**TEXT SECTION**
>>>>>
Guest dhoefer Posted January 24, 2002 Posted January 24, 2002 For a sole proprietor who wants to discontinue his Keogh Plan and start a 401(k) Plan, are there any restrictions to rolling the Keogh IRA assets into the 401(k) plan once it is established? Specifically, does the Keogh have to be officially terminated? Or can the 401(k) plan be set up and then once established, simply complete an IRA rollover into the plan? Thanks.
Appleby Posted January 24, 2002 Posted January 24, 2002 Is it a Keogh or an IRA? Remember that a Keogh is just a qualified plan established and maintained for a self-employed individual. The Keogh could be a 401(k) plan or any other qualified plan. Life and Death Planning for Retirement Benefits by Natalie B. Choatehttps://www.ataxplan.com/life-and-death-planning-for-retirement-benefits/ www.DeniseAppleby.com
wmyer Posted January 25, 2002 Posted January 25, 2002 Your Keogh (profit-sharing plan, right?) would generally just be amended to add a 401(k) feature. It would not generally be terminated. W Myer
Bill Berke Posted January 25, 2002 Posted January 25, 2002 I agree with W Myer that you could amend the current document and add a 401(k) feature. However, I suspect that you are dealing with a prototype document, which means, as a practical matter, you are likely going to have to amend and restate the plan in its entirety - perhaps using (substituting in) the current Keogh prototype sponsor's 401(k) prototype document. This should not be any big deal. Just crossing the t's and dotting the i's properly. And you don't have to stay with the current document provider, but it would probably be easier to stay, especially if the document sponsor also holds Keogh assets or has sold investments to the Keogh plan.
<<<<<
**STUDY QUESTIONS**
1. In the forum thread on Keogh plans, what would a Keogh plan generally be amended to add?
2. Repeat the passage from the forum thread on Keogh plans that begins at the words "Guest dhoefer Posted" and stops after "the plan? Thanks.".
None of the records is needed for any task.

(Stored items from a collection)
>>>>>
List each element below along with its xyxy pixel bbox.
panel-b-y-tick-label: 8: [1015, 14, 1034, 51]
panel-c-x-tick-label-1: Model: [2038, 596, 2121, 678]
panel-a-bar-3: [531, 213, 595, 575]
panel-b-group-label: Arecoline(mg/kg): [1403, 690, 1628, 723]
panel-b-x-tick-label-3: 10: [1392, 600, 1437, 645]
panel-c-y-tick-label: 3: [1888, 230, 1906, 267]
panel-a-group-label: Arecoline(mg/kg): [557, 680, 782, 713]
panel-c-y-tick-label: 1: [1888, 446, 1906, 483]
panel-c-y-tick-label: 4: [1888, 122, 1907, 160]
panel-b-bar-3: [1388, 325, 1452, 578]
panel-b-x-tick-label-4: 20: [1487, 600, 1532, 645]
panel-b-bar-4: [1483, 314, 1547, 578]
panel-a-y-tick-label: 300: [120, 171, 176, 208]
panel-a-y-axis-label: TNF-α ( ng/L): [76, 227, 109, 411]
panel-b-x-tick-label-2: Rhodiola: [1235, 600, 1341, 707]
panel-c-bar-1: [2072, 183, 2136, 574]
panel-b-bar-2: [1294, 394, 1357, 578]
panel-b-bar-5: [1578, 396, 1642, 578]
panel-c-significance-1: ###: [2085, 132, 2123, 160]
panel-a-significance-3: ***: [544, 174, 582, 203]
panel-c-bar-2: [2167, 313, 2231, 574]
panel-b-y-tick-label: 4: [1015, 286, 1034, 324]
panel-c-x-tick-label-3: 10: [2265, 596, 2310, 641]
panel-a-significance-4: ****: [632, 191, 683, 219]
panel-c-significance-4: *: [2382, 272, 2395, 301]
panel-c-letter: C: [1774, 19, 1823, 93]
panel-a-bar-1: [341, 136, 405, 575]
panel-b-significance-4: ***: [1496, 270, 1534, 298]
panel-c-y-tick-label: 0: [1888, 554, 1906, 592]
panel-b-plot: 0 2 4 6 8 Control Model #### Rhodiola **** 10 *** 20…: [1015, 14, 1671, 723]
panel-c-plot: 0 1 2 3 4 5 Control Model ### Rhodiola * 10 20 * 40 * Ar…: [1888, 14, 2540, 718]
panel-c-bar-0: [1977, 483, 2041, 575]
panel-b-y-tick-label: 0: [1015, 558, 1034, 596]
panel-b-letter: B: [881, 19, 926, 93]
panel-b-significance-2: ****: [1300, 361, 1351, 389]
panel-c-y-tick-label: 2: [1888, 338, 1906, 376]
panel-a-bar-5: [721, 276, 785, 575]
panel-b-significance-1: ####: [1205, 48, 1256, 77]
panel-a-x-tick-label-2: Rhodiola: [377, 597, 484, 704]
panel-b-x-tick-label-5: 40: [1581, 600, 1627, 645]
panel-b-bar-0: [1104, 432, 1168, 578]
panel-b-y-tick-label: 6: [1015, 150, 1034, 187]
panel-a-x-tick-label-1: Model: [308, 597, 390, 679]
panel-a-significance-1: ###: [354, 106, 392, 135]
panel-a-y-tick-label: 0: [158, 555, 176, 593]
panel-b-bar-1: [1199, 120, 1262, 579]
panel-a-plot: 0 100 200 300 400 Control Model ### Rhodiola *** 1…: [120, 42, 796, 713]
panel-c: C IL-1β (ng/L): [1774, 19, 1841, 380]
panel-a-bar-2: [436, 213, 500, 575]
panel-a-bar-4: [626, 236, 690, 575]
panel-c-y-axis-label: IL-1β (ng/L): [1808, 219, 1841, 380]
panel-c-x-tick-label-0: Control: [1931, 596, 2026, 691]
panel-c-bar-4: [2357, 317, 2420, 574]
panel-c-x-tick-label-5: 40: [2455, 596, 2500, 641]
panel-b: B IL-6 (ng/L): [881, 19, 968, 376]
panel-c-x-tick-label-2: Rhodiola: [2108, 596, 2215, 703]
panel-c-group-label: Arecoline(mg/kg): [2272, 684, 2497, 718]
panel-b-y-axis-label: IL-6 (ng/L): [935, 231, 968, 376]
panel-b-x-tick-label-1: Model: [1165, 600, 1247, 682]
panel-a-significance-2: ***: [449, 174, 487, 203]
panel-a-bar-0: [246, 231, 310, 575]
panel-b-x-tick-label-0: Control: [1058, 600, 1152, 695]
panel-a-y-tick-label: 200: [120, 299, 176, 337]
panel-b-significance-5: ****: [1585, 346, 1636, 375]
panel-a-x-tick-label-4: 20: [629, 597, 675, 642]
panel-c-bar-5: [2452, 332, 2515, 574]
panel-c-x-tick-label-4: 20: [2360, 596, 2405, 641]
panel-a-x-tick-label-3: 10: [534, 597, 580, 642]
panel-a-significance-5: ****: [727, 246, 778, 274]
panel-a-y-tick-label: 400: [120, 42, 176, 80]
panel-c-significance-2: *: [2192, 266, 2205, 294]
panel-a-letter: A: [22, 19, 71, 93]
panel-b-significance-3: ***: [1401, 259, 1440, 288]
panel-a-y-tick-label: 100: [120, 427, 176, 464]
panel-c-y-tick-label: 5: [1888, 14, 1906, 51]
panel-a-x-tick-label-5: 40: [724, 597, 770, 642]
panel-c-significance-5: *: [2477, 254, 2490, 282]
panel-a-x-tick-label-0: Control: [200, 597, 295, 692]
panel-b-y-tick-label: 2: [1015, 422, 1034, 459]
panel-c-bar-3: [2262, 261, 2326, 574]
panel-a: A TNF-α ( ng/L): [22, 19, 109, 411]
<<<<<
**ANSWERS TO EACH TASK**
1. A 401(k) feature.

2.
Guest dhoefer Posted January 24, 2002 Posted January 24, 2002 For a sole proprietor who wants to discontinue his Keogh Plan and start a 401(k) Plan, are there any restrictions to rolling the Keogh IRA assets into the 401(k) plan once it is established? Specifically, does the Keogh have to be officially terminated? Or can the 401(k) plan be set up and then once established, simply complete an IRA rollover into the plan? Thanks.